Directive: State how many lines of the records contain the string "does", and give no other information.

Rows:
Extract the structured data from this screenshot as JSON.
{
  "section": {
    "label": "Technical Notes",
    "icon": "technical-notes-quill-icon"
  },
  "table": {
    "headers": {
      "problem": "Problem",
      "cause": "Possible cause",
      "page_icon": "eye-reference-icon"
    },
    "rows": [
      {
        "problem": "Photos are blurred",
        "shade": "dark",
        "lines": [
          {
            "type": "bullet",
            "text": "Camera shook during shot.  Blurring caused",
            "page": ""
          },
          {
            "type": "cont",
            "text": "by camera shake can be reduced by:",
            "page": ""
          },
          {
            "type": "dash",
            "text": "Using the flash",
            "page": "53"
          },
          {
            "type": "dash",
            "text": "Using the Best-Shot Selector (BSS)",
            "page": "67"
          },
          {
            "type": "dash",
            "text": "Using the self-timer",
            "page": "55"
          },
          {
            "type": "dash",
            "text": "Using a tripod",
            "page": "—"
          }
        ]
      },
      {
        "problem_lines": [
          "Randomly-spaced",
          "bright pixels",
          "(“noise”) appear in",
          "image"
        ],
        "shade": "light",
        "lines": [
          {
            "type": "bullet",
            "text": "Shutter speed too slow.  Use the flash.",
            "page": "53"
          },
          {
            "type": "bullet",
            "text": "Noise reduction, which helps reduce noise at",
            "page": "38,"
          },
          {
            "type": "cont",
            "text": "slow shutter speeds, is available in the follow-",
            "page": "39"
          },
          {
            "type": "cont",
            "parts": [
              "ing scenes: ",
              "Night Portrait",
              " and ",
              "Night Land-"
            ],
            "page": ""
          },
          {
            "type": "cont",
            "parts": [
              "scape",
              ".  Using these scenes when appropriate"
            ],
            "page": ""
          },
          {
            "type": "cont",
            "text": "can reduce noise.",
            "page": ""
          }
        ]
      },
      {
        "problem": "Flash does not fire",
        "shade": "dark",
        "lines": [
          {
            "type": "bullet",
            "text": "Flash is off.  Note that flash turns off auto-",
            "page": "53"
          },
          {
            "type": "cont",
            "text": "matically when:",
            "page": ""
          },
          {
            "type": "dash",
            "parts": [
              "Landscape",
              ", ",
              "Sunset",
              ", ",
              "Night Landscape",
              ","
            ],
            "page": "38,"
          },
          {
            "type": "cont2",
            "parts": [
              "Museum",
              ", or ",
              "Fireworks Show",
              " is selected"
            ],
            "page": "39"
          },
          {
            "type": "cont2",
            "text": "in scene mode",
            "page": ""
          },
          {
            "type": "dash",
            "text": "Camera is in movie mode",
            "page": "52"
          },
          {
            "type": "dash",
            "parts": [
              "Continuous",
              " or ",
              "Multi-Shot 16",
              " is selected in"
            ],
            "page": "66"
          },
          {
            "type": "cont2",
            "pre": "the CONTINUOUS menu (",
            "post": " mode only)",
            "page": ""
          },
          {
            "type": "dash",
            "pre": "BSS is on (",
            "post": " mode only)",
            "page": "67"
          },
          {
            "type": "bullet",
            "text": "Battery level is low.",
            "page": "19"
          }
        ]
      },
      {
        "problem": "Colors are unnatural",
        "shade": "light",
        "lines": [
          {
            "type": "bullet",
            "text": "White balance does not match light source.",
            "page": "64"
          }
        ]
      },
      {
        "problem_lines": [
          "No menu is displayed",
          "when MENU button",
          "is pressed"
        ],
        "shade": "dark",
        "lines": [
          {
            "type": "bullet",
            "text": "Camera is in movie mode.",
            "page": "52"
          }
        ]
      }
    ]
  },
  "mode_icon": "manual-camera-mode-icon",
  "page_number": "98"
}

Complete answer: 2